_Written instruction:_
Output the full material exactly as it appears here.

[Figure record listings]
^^^^^^^^

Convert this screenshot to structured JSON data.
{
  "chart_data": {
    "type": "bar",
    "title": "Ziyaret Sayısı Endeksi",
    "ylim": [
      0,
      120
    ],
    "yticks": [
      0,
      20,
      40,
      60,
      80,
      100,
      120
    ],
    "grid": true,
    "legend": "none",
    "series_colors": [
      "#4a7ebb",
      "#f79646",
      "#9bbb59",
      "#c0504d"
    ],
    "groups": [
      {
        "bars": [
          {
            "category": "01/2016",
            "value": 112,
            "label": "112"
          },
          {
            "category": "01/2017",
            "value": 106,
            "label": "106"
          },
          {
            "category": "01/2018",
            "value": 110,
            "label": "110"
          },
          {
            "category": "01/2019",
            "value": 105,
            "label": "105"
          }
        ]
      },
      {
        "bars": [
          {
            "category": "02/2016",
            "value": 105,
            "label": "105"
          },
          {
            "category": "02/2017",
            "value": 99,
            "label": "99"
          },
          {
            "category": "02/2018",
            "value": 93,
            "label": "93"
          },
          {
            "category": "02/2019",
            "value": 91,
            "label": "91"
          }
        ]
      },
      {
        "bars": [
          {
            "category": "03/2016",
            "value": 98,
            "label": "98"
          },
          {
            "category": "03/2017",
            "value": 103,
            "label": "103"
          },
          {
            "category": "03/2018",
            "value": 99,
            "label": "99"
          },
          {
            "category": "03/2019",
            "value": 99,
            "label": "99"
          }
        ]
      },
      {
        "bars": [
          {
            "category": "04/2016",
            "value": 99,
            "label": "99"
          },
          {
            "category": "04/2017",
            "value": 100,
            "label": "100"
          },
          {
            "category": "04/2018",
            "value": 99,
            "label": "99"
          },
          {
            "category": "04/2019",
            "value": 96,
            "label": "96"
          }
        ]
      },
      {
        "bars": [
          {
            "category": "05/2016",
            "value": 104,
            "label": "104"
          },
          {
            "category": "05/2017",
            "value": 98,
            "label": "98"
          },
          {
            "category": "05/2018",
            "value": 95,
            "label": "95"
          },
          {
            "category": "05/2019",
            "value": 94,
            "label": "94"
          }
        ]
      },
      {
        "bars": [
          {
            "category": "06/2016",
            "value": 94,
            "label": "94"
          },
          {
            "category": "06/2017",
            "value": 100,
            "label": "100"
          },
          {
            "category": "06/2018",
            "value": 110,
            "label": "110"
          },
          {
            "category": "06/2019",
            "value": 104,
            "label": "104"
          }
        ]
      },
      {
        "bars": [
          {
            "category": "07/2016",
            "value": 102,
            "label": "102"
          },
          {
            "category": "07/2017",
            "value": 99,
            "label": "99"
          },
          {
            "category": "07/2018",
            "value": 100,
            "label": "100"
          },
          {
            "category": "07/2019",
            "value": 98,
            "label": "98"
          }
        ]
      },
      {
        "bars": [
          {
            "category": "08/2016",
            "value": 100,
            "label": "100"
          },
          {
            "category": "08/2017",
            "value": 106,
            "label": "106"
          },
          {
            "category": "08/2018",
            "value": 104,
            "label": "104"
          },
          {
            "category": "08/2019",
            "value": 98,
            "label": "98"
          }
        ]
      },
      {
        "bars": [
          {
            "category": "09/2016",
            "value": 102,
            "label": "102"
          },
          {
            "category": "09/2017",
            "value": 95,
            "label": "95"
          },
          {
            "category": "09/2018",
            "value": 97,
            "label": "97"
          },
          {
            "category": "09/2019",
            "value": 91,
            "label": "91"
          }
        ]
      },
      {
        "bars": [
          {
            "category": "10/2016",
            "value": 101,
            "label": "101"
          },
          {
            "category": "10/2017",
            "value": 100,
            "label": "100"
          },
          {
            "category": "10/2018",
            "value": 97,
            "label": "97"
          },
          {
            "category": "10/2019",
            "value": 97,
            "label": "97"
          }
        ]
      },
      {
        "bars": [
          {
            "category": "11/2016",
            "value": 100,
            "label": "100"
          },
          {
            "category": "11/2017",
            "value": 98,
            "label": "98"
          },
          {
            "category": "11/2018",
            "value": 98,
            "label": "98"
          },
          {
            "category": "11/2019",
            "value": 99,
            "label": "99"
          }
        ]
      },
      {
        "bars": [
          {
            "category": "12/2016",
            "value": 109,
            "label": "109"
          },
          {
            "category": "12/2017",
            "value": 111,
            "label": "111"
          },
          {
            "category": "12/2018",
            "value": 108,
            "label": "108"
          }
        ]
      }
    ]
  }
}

^^^^^^^^

_Expected answer:_
Convert this screenshot to structured JSON data.
{
  "chart_data": {
    "type": "bar",
    "title": "Ziyaret Sayısı Endeksi",
    "ylim": [
      0,
      120
    ],
    "yticks": [
      0,
      20,
      40,
      60,
      80,
      100,
      120
    ],
    "grid": true,
    "legend": "none",
    "series_colors": [
      "#4a7ebb",
      "#f79646",
      "#9bbb59",
      "#c0504d"
    ],
    "groups": [
      {
        "bars": [
          {
            "category": "01/2016",
            "value": 112,
            "label": "112"
          },
          {
            "category": "01/2017",
            "value": 106,
            "label": "106"
          },
          {
            "category": "01/2018",
            "value": 110,
            "label": "110"
          },
          {
            "category": "01/2019",
            "value": 105,
            "label": "105"
          }
        ]
      },
      {
        "bars": [
          {
            "category": "02/2016",
            "value": 105,
            "label": "105"
          },
          {
            "category": "02/2017",
            "value": 99,
            "label": "99"
          },
          {
            "category": "02/2018",
            "value": 93,
            "label": "93"
          },
          {
            "category": "02/2019",
            "value": 91,
            "label": "91"
          }
        ]
      },
      {
        "bars": [
          {
            "category": "03/2016",
            "value": 98,
            "label": "98"
          },
          {
            "category": "03/2017",
            "value": 103,
            "label": "103"
          },
          {
            "category": "03/2018",
            "value": 99,
            "label": "99"
          },
          {
            "category": "03/2019",
            "value": 99,
            "label": "99"
          }
        ]
      },
      {
        "bars": [
          {
            "category": "04/2016",
            "value": 99,
            "label": "99"
          },
          {
            "category": "04/2017",
            "value": 100,
            "label": "100"
          },
          {
            "category": "04/2018",
            "value": 99,
            "label": "99"
          },
          {
            "category": "04/2019",
            "value": 96,
            "label": "96"
          }
        ]
      },
      {
        "bars": [
          {
            "category": "05/2016",
            "value": 104,
            "label": "104"
          },
          {
            "category": "05/2017",
            "value": 98,
            "label": "98"
          },
          {
            "category": "05/2018",
            "value": 95,
            "label": "95"
          },
          {
            "category": "05/2019",
            "value": 94,
            "label": "94"
          }
        ]
      },
      {
        "bars": [
          {
            "category": "06/2016",
            "value": 94,
            "label": "94"
          },
          {
            "category": "06/2017",
            "value": 100,
            "label": "100"
          },
          {
            "category": "06/2018",
            "value": 110,
            "label": "110"
          },
          {
            "category": "06/2019",
            "value": 104,
            "label": "104"
          }
        ]
      },
      {
        "bars": [
          {
            "category": "07/2016",
            "value": 102,
            "label": "102"
          },
          {
            "category": "07/2017",
            "value": 99,
            "label": "99"
          },
          {
            "category": "07/2018",
            "value": 100,
            "label": "100"
          },
          {
            "category": "07/2019",
            "value": 98,
            "label": "98"
          }
        ]
      },
      {
        "bars": [
          {
            "category": "08/2016",
            "value": 100,
            "label": "100"
          },
          {
            "category": "08/2017",
            "value": 106,
            "label": "106"
          },
          {
            "category": "08/2018",
            "value": 104,
            "label": "104"
          },
          {
            "category": "08/2019",
            "value": 98,
            "label": "98"
          }
        ]
      },
      {
        "bars": [
          {
            "category": "09/2016",
            "value": 102,
            "label": "102"
          },
          {
            "category": "09/2017",
            "value": 95,
            "label": "95"
          },
          {
            "category": "09/2018",
            "value": 97,
            "label": "97"
          },
          {
            "category": "09/2019",
            "value": 91,
            "label": "91"
          }
        ]
      },
      {
        "bars": [
          {
            "category": "10/2016",
            "value": 101,
            "label": "101"
          },
          {
            "category": "10/2017",
            "value": 100,
            "label": "100"
          },
          {
            "category": "10/2018",
            "value": 97,
            "label": "97"
          },
          {
            "category": "10/2019",
            "value": 97,
            "label": "97"
          }
        ]
      },
      {
        "bars": [
          {
            "category": "11/2016",
            "value": 100,
            "label": "100"
          },
          {
            "category": "11/2017",
            "value": 98,
            "label": "98"
          },
          {
            "category": "11/2018",
            "value": 98,
            "label": "98"
          },
          {
            "category": "11/2019",
            "value": 99,
            "label": "99"
          }
        ]
      },
      {
        "bars": [
          {
            "category": "12/2016",
            "value": 109,
            "label": "109"
          },
          {
            "category": "12/2017",
            "value": 111,
            "label": "111"
          },
          {
            "category": "12/2018",
            "value": 108,
            "label": "108"
          }
        ]
      }
    ]
  }
}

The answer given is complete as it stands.